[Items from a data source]
»»

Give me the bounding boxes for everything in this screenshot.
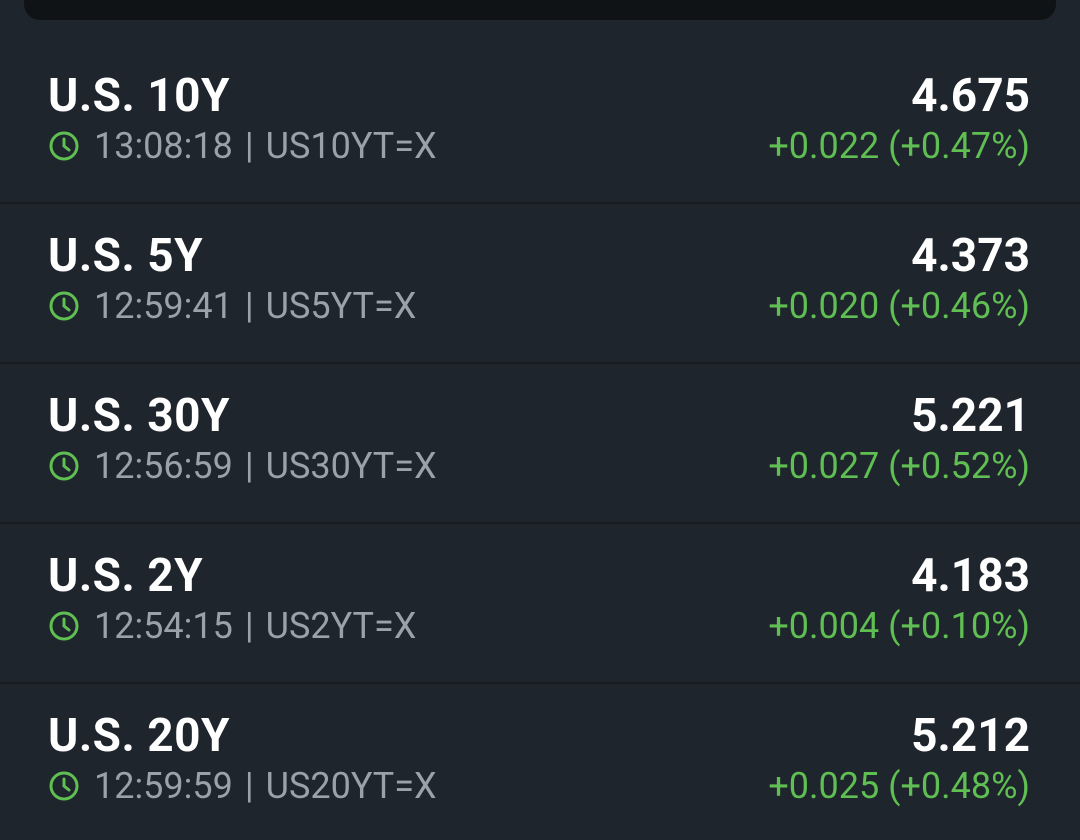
- quote-time: 12:59:59: [94, 765, 233, 807]
- quote-change: +0.020 (+0.46%): [768, 285, 1030, 327]
- quote-row[interactable]: U.S. 10Y 13:08:18 | US10YT=X 4.675 +0.02…: [0, 44, 1080, 204]
- quote-meta: 12:59:41 | US5YT=X: [48, 284, 416, 328]
- clock-icon: [49, 291, 79, 321]
- meta-separator: |: [244, 605, 254, 647]
- meta-separator: |: [244, 285, 254, 327]
- quote-name: U.S. 5Y: [48, 229, 204, 283]
- quote-row[interactable]: U.S. 30Y 12:56:59 | US30YT=X 5.221 +0.02…: [0, 364, 1080, 524]
- meta-separator: |: [244, 125, 254, 167]
- meta-separator: |: [244, 445, 254, 487]
- quote-change: +0.025 (+0.48%): [768, 765, 1030, 807]
- meta-separator: |: [244, 765, 254, 807]
- quote-time: 12:56:59: [94, 445, 233, 487]
- quote-change: +0.004 (+0.10%): [768, 605, 1030, 647]
- quote-symbol: US2YT=X: [265, 605, 417, 647]
- quote-price: 4.675: [911, 69, 1030, 123]
- clock-icon: [49, 611, 79, 641]
- quote-change: +0.027 (+0.52%): [768, 445, 1030, 487]
- clock-icon: [49, 451, 79, 481]
- quote-name: U.S. 10Y: [48, 69, 231, 123]
- clock-icon: [49, 771, 79, 801]
- header-card: [24, 0, 1056, 20]
- quote-meta: 12:56:59 | US30YT=X: [48, 444, 437, 488]
- quote-symbol: US5YT=X: [265, 285, 417, 327]
- watchlist-screen: U.S. 10Y 13:08:18 | US10YT=X 4.675 +0.02…: [0, 0, 1080, 840]
- quote-meta: 13:08:18 | US10YT=X: [48, 124, 437, 168]
- quote-symbol: US10YT=X: [265, 125, 437, 167]
- quote-time: 13:08:18: [94, 125, 233, 167]
- quote-name: U.S. 30Y: [48, 389, 231, 443]
- quote-meta: 12:59:59 | US20YT=X: [48, 764, 437, 808]
- quote-price: 4.183: [911, 549, 1030, 603]
- quote-row[interactable]: U.S. 5Y 12:59:41 | US5YT=X 4.373 +0.020 …: [0, 204, 1080, 364]
- quote-price: 4.373: [911, 229, 1030, 283]
- quote-row[interactable]: U.S. 20Y 12:59:59 | US20YT=X 5.212 +0.02…: [0, 684, 1080, 840]
- quote-price: 5.212: [911, 709, 1030, 763]
- quote-symbol: US30YT=X: [265, 445, 437, 487]
- clock-icon: [49, 131, 79, 161]
- quote-time: 12:54:15: [94, 605, 233, 647]
- quote-change: +0.022 (+0.47%): [768, 125, 1030, 167]
- quote-time: 12:59:41: [94, 285, 233, 327]
- quote-name: U.S. 20Y: [48, 709, 231, 763]
- quote-price: 5.221: [911, 389, 1030, 443]
- quote-symbol: US20YT=X: [265, 765, 437, 807]
- quote-row[interactable]: U.S. 2Y 12:54:15 | US2YT=X 4.183 +0.004 …: [0, 524, 1080, 684]
- quote-meta: 12:54:15 | US2YT=X: [48, 604, 416, 648]
- quote-name: U.S. 2Y: [48, 549, 204, 603]
- quote-list: U.S. 10Y 13:08:18 | US10YT=X 4.675 +0.02…: [0, 44, 1080, 840]
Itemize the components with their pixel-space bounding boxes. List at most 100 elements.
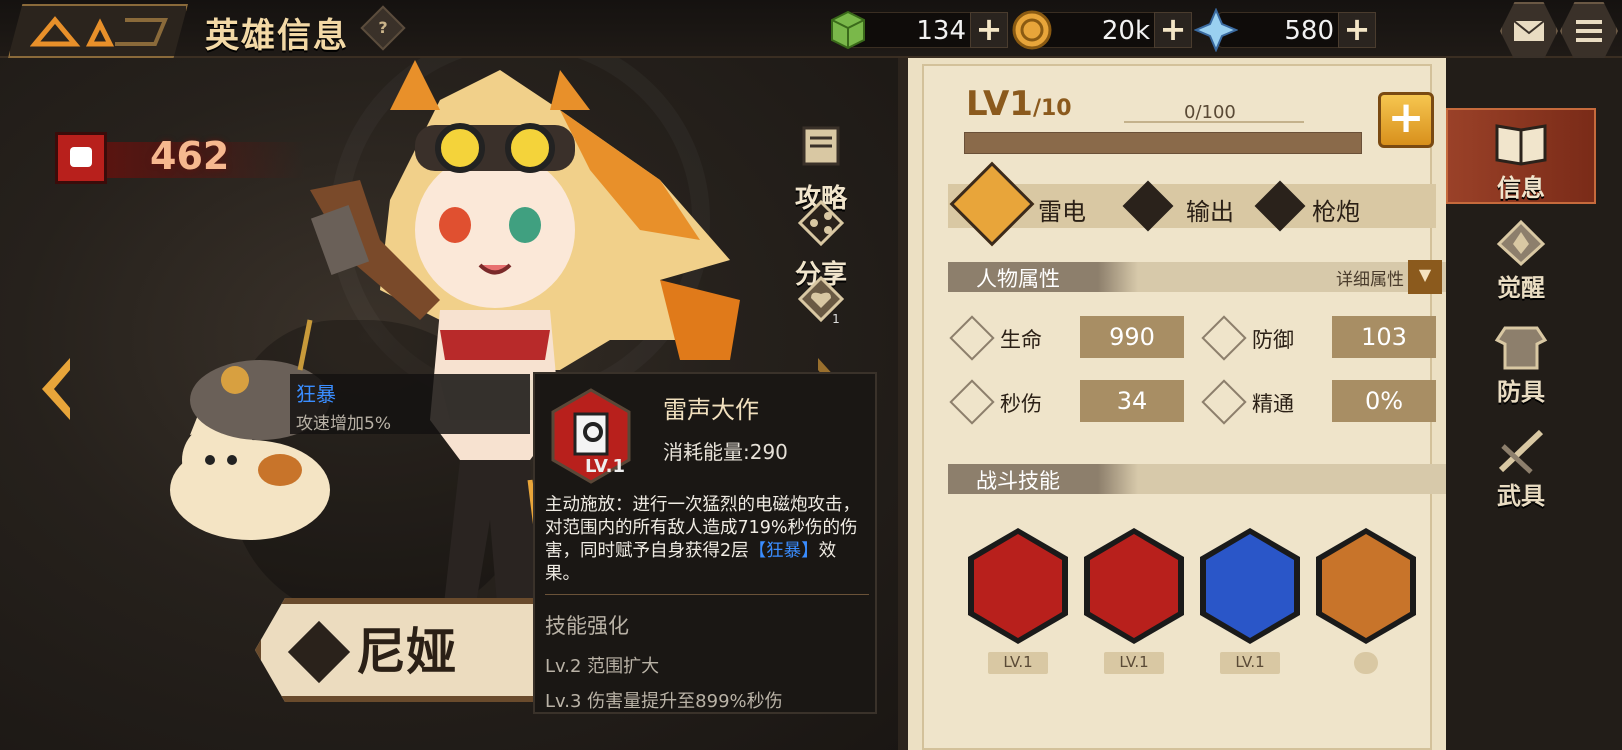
combat-skills-header: 战斗技能 <box>948 464 1448 494</box>
axe-skill-icon <box>1316 528 1416 644</box>
resource-value: 134 <box>916 16 966 46</box>
stat-value: 990 <box>1080 316 1184 358</box>
add-gold-button[interactable]: + <box>1154 12 1192 48</box>
paw-lightning-skill-icon <box>1200 528 1300 644</box>
stat-label: 精通 <box>1252 392 1294 416</box>
skill-desc-highlight: 【狂暴】 <box>748 541 819 561</box>
add-crystal-button[interactable]: + <box>1338 12 1376 48</box>
tag-label: 枪炮 <box>1312 198 1360 226</box>
hero-tabs: 信息 觉醒 防具 武具 <box>1446 58 1622 750</box>
resource-value: 20k <box>1101 16 1150 46</box>
output-icon <box>1122 180 1174 232</box>
stat-value: 0% <box>1332 380 1436 422</box>
stat-value: 34 <box>1080 380 1184 422</box>
menu-button[interactable] <box>1560 2 1618 60</box>
hero-class-icon <box>287 620 351 684</box>
skill-slot[interactable] <box>1314 528 1418 678</box>
stat-label: 秒伤 <box>1000 392 1042 416</box>
mail-button[interactable] <box>1500 2 1558 60</box>
skill-tooltip: LV.1 雷声大作 消耗能量:290 主动施放：进行一次猛烈的电磁炮攻击，对范围… <box>533 372 877 714</box>
skill-level: LV.1 <box>988 652 1048 674</box>
divider <box>545 594 869 595</box>
power-value: 462 <box>150 134 230 178</box>
skill-upgrade-item: Lv.3 伤害量提升至899%秒伤 <box>545 691 783 712</box>
share-icon <box>797 199 845 247</box>
add-stamina-button[interactable]: + <box>970 12 1008 48</box>
book-icon <box>1495 124 1547 166</box>
resource-value: 580 <box>1284 16 1334 46</box>
combat-skills-list: LV.1 LV.1 LV.1 <box>966 528 1436 678</box>
heart-affection-icon <box>797 275 845 323</box>
tab-weapon[interactable]: 武具 <box>1446 418 1596 514</box>
mastery-icon <box>1201 379 1247 425</box>
resource-gold: 20k + <box>1010 8 1200 50</box>
tag-label: 输出 <box>1186 198 1234 226</box>
game-logo <box>8 4 188 58</box>
tab-label: 觉醒 <box>1497 274 1545 302</box>
tab-info[interactable]: 信息 <box>1446 108 1596 204</box>
page-title: 英雄信息 <box>205 16 349 56</box>
list-menu-icon <box>1576 20 1602 42</box>
info-panel: LV1/10 0/100 + 雷电 输出 枪炮 人物属性 详细属性 ▼ 生命 9… <box>898 58 1448 750</box>
hero-level: LV1/10 <box>966 84 1072 124</box>
tab-label: 武具 <box>1497 482 1545 510</box>
weapon-icon <box>1498 429 1544 474</box>
skill-level: LV.1 <box>1220 652 1280 674</box>
help-button[interactable]: ? <box>360 5 406 51</box>
skill-description: 主动施放：进行一次猛烈的电磁炮攻击，对范围内的所有敌人造成719%秒伤的伤害，同… <box>545 494 869 586</box>
shield-icon <box>1201 315 1247 361</box>
exp-text: 0/100 <box>1184 102 1236 123</box>
hero-name: 尼娅 <box>356 623 456 681</box>
tab-awaken[interactable]: 觉醒 <box>1446 210 1596 306</box>
lightning-icon <box>949 161 1035 247</box>
tab-label: 防具 <box>1497 378 1545 406</box>
stat-dps: 秒伤 34 <box>949 379 1190 425</box>
claw-skill-icon <box>1084 528 1184 644</box>
detail-attributes-link[interactable]: 详细属性 <box>1336 265 1404 290</box>
gun-icon <box>1254 180 1306 232</box>
level-up-button[interactable]: + <box>1378 92 1434 148</box>
resource-crystal: 580 + <box>1194 8 1384 52</box>
tag-gun: 枪炮 <box>1254 180 1402 232</box>
mail-icon <box>1513 20 1545 41</box>
skill-slot[interactable]: LV.1 <box>1082 528 1186 674</box>
guide-book-icon <box>802 126 840 166</box>
heart-icon <box>949 315 995 361</box>
armor-icon <box>1494 326 1548 370</box>
tab-armor[interactable]: 防具 <box>1446 314 1596 410</box>
level-max: /10 <box>1032 96 1072 121</box>
tag-output: 输出 <box>1122 180 1260 232</box>
skill-level: LV.1 <box>1104 652 1164 674</box>
tab-label: 信息 <box>1497 174 1545 202</box>
affection-button[interactable]: 1 <box>776 272 866 326</box>
tag-label: 雷电 <box>1038 198 1086 226</box>
level-current: LV1 <box>966 84 1033 124</box>
logo-icon <box>30 16 168 47</box>
dps-icon <box>949 379 995 425</box>
railgun-skill-icon <box>968 528 1068 644</box>
help-icon: ? <box>378 18 388 37</box>
info-panel-inner: LV1/10 0/100 + 雷电 输出 枪炮 人物属性 详细属性 ▼ 生命 9… <box>922 64 1448 750</box>
top-bar: 英雄信息 ? 134 + 20k + 580 + <box>0 0 1622 60</box>
exp-bar <box>964 132 1362 154</box>
skill-slot[interactable]: LV.1 <box>966 528 1070 674</box>
stat-value: 103 <box>1332 316 1436 358</box>
stat-label: 生命 <box>1000 328 1042 352</box>
fist-icon <box>55 132 107 184</box>
stat-hp: 生命 990 <box>949 315 1190 361</box>
buff-name: 狂暴 <box>296 382 336 406</box>
skill-energy-cost: 消耗能量:290 <box>663 440 788 464</box>
hero-tags: 雷电 输出 枪炮 <box>948 161 1436 247</box>
skill-slot[interactable]: LV.1 <box>1198 528 1302 674</box>
chevron-down-icon[interactable]: ▼ <box>1408 260 1442 294</box>
resource-stamina: 134 + <box>826 8 1016 50</box>
awaken-icon <box>1496 219 1546 267</box>
attributes-title: 人物属性 <box>976 267 1060 291</box>
stat-defense: 防御 103 <box>1201 315 1442 361</box>
skill-level <box>1354 652 1378 674</box>
stat-mastery: 精通 0% <box>1201 379 1442 425</box>
combat-skills-title: 战斗技能 <box>976 469 1060 493</box>
skill-title: 雷声大作 <box>663 396 759 424</box>
previous-hero-arrow-icon[interactable] <box>36 354 76 424</box>
buff-description: 攻速增加5% <box>296 414 391 434</box>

««

### INSTRUCTIONS TO FOLLOW
How many lines contain the string "armor", with case counting? Give only the number.

### EXPECTED ANSWER
2